Data for this exercise:

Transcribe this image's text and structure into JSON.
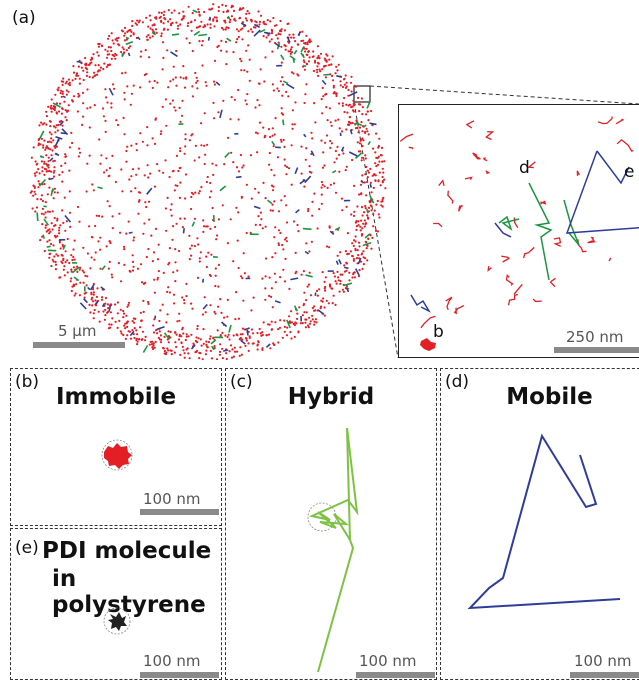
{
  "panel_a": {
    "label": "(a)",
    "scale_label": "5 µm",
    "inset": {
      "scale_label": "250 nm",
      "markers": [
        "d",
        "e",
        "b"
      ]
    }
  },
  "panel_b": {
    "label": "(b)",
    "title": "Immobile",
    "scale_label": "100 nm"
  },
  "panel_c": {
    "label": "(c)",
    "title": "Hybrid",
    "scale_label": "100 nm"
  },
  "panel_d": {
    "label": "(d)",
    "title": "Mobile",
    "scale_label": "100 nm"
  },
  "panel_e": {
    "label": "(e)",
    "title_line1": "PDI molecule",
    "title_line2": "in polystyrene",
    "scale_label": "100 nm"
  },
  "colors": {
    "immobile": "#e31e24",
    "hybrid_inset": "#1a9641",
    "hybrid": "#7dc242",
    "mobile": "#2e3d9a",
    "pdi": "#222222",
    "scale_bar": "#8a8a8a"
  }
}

Your goal: Each line in the records above should be reproduced exactly; images are not copied.

Finished answer:
Transcribe this image's text and structure into JSON.
{
  "panel_a": {
    "label": "(a)",
    "scale_label": "5 µm",
    "inset": {
      "scale_label": "250 nm",
      "markers": [
        "d",
        "e",
        "b"
      ]
    }
  },
  "panel_b": {
    "label": "(b)",
    "title": "Immobile",
    "scale_label": "100 nm"
  },
  "panel_c": {
    "label": "(c)",
    "title": "Hybrid",
    "scale_label": "100 nm"
  },
  "panel_d": {
    "label": "(d)",
    "title": "Mobile",
    "scale_label": "100 nm"
  },
  "panel_e": {
    "label": "(e)",
    "title_line1": "PDI molecule",
    "title_line2": "in polystyrene",
    "scale_label": "100 nm"
  },
  "colors": {
    "immobile": "#e31e24",
    "hybrid_inset": "#1a9641",
    "hybrid": "#7dc242",
    "mobile": "#2e3d9a",
    "pdi": "#222222",
    "scale_bar": "#8a8a8a"
  }
}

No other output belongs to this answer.